## GIVEN RECORDS
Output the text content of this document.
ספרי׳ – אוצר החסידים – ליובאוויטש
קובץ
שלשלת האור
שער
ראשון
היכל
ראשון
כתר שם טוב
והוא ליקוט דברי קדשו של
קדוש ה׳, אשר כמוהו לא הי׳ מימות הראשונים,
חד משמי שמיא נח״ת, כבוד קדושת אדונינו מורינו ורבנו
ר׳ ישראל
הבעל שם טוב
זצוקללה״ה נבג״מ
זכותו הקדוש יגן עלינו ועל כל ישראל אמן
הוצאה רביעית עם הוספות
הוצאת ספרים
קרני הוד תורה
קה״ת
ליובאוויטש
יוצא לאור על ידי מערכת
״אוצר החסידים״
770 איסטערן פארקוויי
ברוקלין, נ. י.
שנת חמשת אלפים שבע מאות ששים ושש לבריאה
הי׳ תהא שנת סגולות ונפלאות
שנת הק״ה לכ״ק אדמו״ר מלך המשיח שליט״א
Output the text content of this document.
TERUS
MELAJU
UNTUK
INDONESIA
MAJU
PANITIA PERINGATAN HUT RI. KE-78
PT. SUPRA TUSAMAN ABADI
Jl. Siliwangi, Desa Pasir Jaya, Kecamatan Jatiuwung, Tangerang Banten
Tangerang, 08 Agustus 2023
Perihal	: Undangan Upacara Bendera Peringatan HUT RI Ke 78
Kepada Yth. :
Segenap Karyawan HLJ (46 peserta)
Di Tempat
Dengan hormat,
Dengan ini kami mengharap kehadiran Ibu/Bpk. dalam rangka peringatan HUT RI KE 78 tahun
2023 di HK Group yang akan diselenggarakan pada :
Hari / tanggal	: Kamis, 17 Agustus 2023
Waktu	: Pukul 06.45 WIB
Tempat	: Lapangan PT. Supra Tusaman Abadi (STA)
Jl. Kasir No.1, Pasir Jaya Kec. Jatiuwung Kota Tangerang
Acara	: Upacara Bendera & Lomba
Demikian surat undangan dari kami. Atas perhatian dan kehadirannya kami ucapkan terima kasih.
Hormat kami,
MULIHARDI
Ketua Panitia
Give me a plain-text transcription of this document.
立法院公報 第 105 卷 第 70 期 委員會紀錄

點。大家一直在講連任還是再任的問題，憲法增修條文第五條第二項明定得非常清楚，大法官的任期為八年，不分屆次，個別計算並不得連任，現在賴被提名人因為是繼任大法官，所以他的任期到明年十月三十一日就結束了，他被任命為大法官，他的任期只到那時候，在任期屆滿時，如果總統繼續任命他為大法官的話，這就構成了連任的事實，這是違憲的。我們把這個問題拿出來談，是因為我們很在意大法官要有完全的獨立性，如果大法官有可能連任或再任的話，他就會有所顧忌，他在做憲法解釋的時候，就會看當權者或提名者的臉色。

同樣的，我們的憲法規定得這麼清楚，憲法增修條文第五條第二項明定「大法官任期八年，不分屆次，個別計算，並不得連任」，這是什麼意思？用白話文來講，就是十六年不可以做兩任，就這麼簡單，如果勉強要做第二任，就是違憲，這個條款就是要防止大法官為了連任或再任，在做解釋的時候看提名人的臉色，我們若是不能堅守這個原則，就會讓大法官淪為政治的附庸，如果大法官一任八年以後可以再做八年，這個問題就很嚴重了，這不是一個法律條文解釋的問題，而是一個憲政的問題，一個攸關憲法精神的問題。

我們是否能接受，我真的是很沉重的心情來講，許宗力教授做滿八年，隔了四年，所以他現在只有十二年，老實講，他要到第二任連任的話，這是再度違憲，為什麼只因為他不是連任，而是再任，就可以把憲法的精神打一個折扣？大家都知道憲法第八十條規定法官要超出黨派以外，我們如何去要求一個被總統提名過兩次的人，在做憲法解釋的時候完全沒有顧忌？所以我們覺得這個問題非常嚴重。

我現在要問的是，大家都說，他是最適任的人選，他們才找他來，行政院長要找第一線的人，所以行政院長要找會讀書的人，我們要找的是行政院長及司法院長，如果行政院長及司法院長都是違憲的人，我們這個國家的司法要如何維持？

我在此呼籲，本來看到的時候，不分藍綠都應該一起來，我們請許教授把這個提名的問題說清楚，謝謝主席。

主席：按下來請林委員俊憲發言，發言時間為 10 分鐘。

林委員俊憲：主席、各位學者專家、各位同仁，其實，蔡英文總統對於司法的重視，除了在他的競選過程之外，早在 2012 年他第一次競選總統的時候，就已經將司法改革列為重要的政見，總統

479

## JOB
State how many lines of the material contain the string "Pasir", with no other words.

## RESULT FOR THIS EXERCISE
2